Task prompt => Report every line of the data below that contains the string "თურქეთი".

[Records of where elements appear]
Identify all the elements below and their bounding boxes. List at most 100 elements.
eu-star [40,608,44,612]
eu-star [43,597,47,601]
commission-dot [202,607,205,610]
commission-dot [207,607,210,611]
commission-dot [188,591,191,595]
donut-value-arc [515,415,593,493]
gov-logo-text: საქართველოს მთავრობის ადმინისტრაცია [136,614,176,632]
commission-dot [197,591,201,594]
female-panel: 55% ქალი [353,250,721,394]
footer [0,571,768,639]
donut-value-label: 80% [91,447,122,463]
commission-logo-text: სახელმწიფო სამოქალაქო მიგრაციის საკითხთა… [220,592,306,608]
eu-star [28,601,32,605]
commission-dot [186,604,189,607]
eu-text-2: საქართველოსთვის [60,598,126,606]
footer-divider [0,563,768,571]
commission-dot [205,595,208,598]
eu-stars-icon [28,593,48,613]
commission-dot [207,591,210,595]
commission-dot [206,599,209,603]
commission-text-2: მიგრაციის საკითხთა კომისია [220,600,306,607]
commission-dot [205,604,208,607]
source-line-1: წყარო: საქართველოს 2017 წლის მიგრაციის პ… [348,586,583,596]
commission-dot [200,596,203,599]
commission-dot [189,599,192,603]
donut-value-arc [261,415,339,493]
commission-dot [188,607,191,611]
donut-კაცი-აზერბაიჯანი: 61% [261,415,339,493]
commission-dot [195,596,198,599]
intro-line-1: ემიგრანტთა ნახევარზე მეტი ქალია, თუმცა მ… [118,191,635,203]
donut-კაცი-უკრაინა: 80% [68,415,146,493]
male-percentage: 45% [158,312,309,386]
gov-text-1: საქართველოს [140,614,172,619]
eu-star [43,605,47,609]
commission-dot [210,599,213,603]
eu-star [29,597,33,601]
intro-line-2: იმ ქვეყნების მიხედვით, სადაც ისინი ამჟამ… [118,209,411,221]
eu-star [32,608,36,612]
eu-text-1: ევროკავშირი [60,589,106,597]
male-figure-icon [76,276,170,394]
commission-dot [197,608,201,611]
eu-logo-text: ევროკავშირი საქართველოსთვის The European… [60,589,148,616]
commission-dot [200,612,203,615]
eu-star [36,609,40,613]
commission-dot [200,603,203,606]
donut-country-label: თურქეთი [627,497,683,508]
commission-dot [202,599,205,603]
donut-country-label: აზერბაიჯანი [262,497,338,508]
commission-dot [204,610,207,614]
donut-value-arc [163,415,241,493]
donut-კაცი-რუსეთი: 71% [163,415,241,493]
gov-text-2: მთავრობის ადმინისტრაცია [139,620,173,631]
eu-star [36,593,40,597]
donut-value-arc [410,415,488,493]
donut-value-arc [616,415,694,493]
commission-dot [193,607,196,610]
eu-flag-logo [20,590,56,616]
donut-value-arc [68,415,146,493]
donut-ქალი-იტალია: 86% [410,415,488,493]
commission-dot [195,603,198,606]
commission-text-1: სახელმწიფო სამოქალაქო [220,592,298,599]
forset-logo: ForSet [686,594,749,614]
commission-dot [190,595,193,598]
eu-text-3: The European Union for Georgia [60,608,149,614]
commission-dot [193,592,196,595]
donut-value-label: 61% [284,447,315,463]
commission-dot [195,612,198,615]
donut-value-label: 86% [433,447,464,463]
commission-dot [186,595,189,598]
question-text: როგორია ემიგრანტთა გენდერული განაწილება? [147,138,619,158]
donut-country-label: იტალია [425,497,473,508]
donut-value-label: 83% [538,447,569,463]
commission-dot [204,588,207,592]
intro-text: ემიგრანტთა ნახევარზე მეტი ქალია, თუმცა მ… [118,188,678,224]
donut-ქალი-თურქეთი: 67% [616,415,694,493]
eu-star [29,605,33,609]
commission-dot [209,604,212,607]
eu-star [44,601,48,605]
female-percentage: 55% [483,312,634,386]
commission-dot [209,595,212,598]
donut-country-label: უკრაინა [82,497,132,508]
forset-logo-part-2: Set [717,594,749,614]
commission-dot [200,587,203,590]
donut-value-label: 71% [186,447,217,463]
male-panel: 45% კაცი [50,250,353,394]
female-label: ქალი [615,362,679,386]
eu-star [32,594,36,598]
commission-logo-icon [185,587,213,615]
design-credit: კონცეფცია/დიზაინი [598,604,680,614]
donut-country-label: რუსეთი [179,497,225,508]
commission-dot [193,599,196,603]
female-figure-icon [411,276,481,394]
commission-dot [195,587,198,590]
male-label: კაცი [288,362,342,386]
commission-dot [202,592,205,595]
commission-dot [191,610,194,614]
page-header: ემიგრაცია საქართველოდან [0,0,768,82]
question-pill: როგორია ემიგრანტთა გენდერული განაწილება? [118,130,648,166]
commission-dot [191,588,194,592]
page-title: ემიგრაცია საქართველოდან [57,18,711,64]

Written answer =>
donut-country-label: თურქეთი [627,497,683,508]
donut-ქალი-თურქეთი: 67% [616,415,694,493]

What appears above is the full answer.